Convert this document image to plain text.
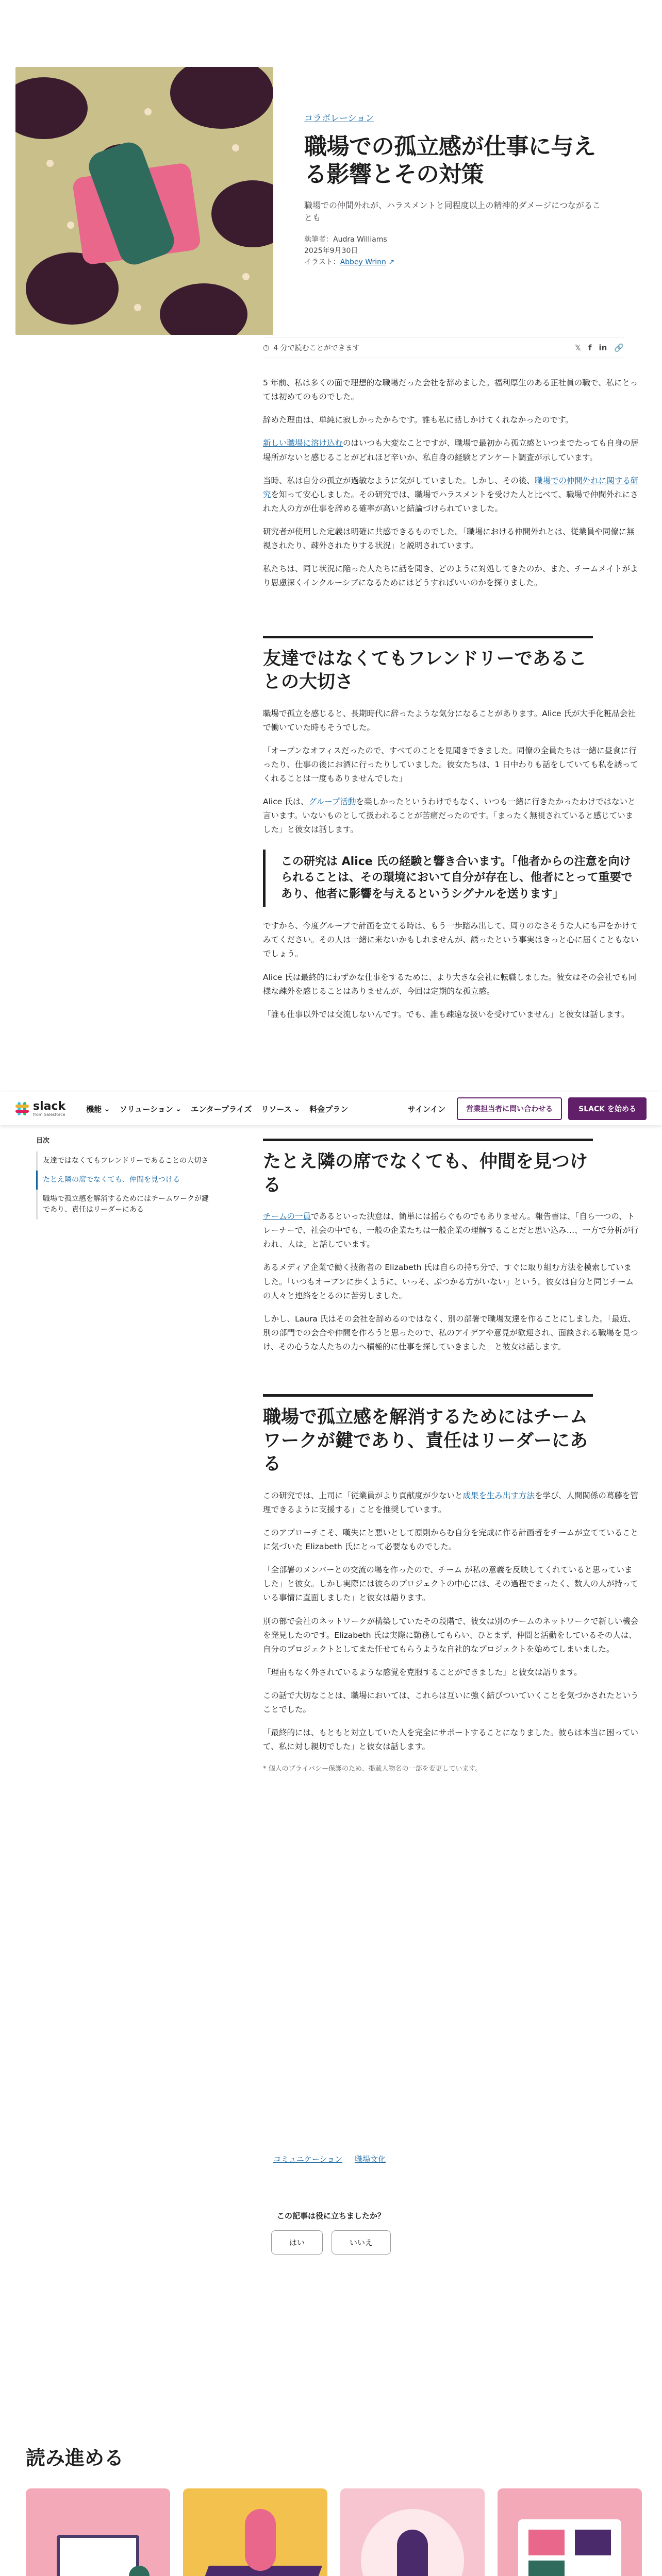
コラボレーション
職場での孤立感が仕事に与える影響とその対策
職場での仲間外れが、ハラスメントと同程度以上の精神的ダメージにつながることも
執筆者：Audra Williams
2025年9月30日
イラスト：Abbey Wrinn ↗
◷ 4 分で読むことができます	𝕏 f in 🔗

5 年前、私は多くの面で理想的な職場だった会社を辞めました。福利厚生のある正社員の職で、私にとっては初めてのものでした。

辞めた理由は、単純に寂しかったからです。誰も私に話しかけてくれなかったのです。

新しい職場に溶け込むのはいつも大変なことですが、職場で最初から孤立感といつまでたっても自身の居場所がないと感じることがどれほど辛いか、私自身の経験とアンケート調査が示しています。

当時、私は自分の孤立が過敏なように気がしていました。しかし、その後、職場での仲間外れに関する研究を知って安心しました。その研究では、職場でハラスメントを受けた人と比べて、職場で仲間外れにされた人の方が仕事を辞める確率が高いと結論づけられていました。

研究者が使用した定義は明確に共感できるものでした。「職場における仲間外れとは、従業員や同僚に無視されたり、疎外されたりする状況」と説明されています。

私たちは、同じ状況に陥った人たちに話を聞き、どのように対処してきたのか、また、チームメイトがより思慮深くインクルーシブになるためにはどうすればいいのかを探りました。

友達ではなくてもフレンドリーであることの大切さ

職場で孤立を感じると、長期時代に辞ったような気分になることがあります。Alice 氏が大手化粧品会社で働いていた時もそうでした。

「オープンなオフィスだったので、すべてのことを見聞きできました。同僚の全員たちは一緒に昼食に行ったり、仕事の後にお酒に行ったりしていました。彼女たちは、1 日中わりも話をしていても私を誘ってくれることは一度もありませんでした」

Alice 氏は、グループ活動を楽しかったというわけでもなく、いつも一緒に行きたかったわけではないと言います。いないものとして扱われることが苦痛だったのです。「まったく無視されていると感じていました」と彼女は話します。

この研究は Alice 氏の経験と響き合います。「他者からの注意を向けられることは、その環境において自分が存在し、他者にとって重要であり、他者に影響を与えるというシグナルを送ります」

ですから、今度グループで計画を立てる時は、もう一歩踏み出して、周りのなさそうな人にも声をかけてみてください。その人は一緒に来ないかもしれませんが、誘ったという事実はきっと心に届くこともないでしょう。

Alice 氏は最終的にわずかな仕事をするために、より大きな会社に転職しました。彼女はその会社でも同様な疎外を感じることはありませんが、今回は定期的な孤立感。

「誰も仕事以外では交流しないんです。でも、誰も疎遠な扱いを受けていません」と彼女は話します。

slack
from Salesforce
機能 ⌄ ソリューション ⌄ エンタープライズ リソース ⌄ 料金プラン	サインイン	営業担当者に問い合わせる	SLACK を始める
目次
友達ではなくてもフレンドリーであることの大切さ
たとえ隣の席でなくても、仲間を見つける
職場で孤立感を解消するためにはチームワークが鍵であり、責任はリーダーにある
たとえ隣の席でなくても、仲間を見つける

チームの一員であるといった決意は、簡単には揺らぐものでもありません。報告書は、「自ら一つの、トレーナーで、社会の中でも、一般の企業たちは一般企業の理解することだと思い込み…、一方で分析が行われ、人は」と話しています。

あるメディア企業で働く技術者の Elizabeth 氏は自らの持ち分で、すぐに取り組む方法を模索していました。「いつもオープンに歩くように、いっそ、ぶつかる方がいない」という。彼女は自分と同じチームの人々と連絡をとるのに苦労しました。

しかし、Laura 氏はその会社を辞めるのではなく、別の部署で職場友達を作ることにしました。「最近、別の部門での会合や仲間を作ろうと思ったので、私のアイデアや意見が歓迎され、面談される職場を見つけ、その心うな人たちの力へ積極的に仕事を探していきました」と彼女は話します。

職場で孤立感を解消するためにはチームワークが鍵であり、責任はリーダーにある

この研究では、上司に「従業員がより貢献度が少ないと成果を生み出す方法を学び、人間関係の葛藤を管理できるように支援する」ことを推奨しています。

このアプローチこそ、嘆失にと悪いとして原則からむ自分を完成に作る計画者をチームが立てていることに気づいた Elizabeth 氏にとって必要なものでした。

「全部署のメンバーとの交流の場を作ったので、チーム が私の意義を反映してくれていると思っていました」と彼女。しかし実際には彼らのプロジェクトの中心には、その過程でまったく、数人の人が持っている事情に直面しました」と彼女は語ります。

別の部で会社のネットワークが構築していたその段階で、彼女は別のチームのネットワークで新しい機会を発見したのです。Elizabeth 氏は実際に勤務してもらい、ひとまず、仲間と活動をしているその人は、自分のプロジェクトとしてまた任せてもらうような自社的なプロジェクトを始めてしまいました。

「理由もなく外されているような感覚を克服することができました」と彼女は語ります。

この話で大切なことは、職場においては、これらは互いに強く結びついていくことを気づかされたということでした。

「最終的には、もともと対立していた人を完全にサポートすることになりました。彼らは本当に困っていて、私に対し親切でした」と彼女は話します。

* 個人のプライバシー保護のため、掲載人物名の一部を変更しています。

コミュニケーション 職場文化
この記事は役に立ちましたか？
はい	いいえ
読み進める
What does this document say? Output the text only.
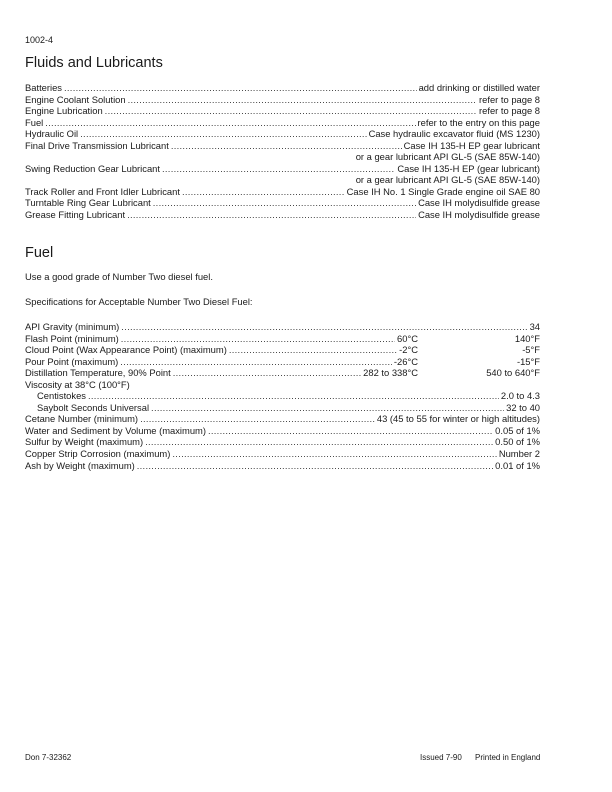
1002-4
Fluids and Lubricants
Batteries .....	add drinking or distilled water
Engine Coolant Solution .....	refer to page 8
Engine Lubrication .....	refer to page 8
Fuel .....	refer to the entry on this page
Hydraulic Oil .....	Case hydraulic excavator fluid (MS 1230)
Final Drive Transmission Lubricant .....	Case IH 135-H EP gear lubricant
or a gear lubricant API GL-5 (SAE 85W-140)
Swing Reduction Gear Lubricant .....	Case IH 135-H EP (gear lubricant)
or a gear lubricant API GL-5 (SAE 85W-140)
Track Roller and Front Idler Lubricant .....	Case IH No. 1 Single Grade engine oil SAE 80
Turntable Ring Gear Lubricant .....	Case IH molydisulfide grease
Grease Fitting Lubricant .....	Case IH molydisulfide grease
Fuel
Use a good grade of Number Two diesel fuel.
Specifications for Acceptable Number Two Diesel Fuel:
API Gravity (minimum) .....	34
Flash Point (minimum) .....	60°C	140°F
Cloud Point (Wax Appearance Point) (maximum) .....	-2°C	-5°F
Pour Point (maximum) .....	-26°C	-15°F
Distillation Temperature, 90% Point .....	282 to 338°C	540 to 640°F
Viscosity at 38°C (100°F)
Centistokes .....	2.0 to 4.3
Saybolt Seconds Universal .....	32 to 40
Cetane Number (minimum) .....	43 (45 to 55 for winter or high altitudes)
Water and Sediment by Volume (maximum) .....	0.05 of 1%
Sulfur by Weight (maximum) .....	0.50 of 1%
Copper Strip Corrosion (maximum) .....	Number 2
Ash by Weight (maximum) .....	0.01 of 1%
Don 7-32362	Issued 7-90 Printed in England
----------------
§ Request:
Omit the pictures and retype exactly the lines from the one with "What does this" through the final line, both ends included.

§ Answer to this exercise:
What does this document say? Output the text only.
1002-4
Fluids and Lubricants
Batteries .....	add drinking or distilled water
Engine Coolant Solution .....	refer to page 8
Engine Lubrication .....	refer to page 8
Fuel .....	refer to the entry on this page
Hydraulic Oil .....	Case hydraulic excavator fluid (MS 1230)
Final Drive Transmission Lubricant .....	Case IH 135-H EP gear lubricant
or a gear lubricant API GL-5 (SAE 85W-140)
Swing Reduction Gear Lubricant .....	Case IH 135-H EP (gear lubricant)
or a gear lubricant API GL-5 (SAE 85W-140)
Track Roller and Front Idler Lubricant .....	Case IH No. 1 Single Grade engine oil SAE 80
Turntable Ring Gear Lubricant .....	Case IH molydisulfide grease
Grease Fitting Lubricant .....	Case IH molydisulfide grease
Fuel
Use a good grade of Number Two diesel fuel.
Specifications for Acceptable Number Two Diesel Fuel:
API Gravity (minimum) .....	34
Flash Point (minimum) .....	60°C	140°F
Cloud Point (Wax Appearance Point) (maximum) .....	-2°C	-5°F
Pour Point (maximum) .....	-26°C	-15°F
Distillation Temperature, 90% Point .....	282 to 338°C	540 to 640°F
Viscosity at 38°C (100°F)
Centistokes .....	2.0 to 4.3
Saybolt Seconds Universal .....	32 to 40
Cetane Number (minimum) .....	43 (45 to 55 for winter or high altitudes)
Water and Sediment by Volume (maximum) .....	0.05 of 1%
Sulfur by Weight (maximum) .....	0.50 of 1%
Copper Strip Corrosion (maximum) .....	Number 2
Ash by Weight (maximum) .....	0.01 of 1%
Don 7-32362	Issued 7-90 Printed in England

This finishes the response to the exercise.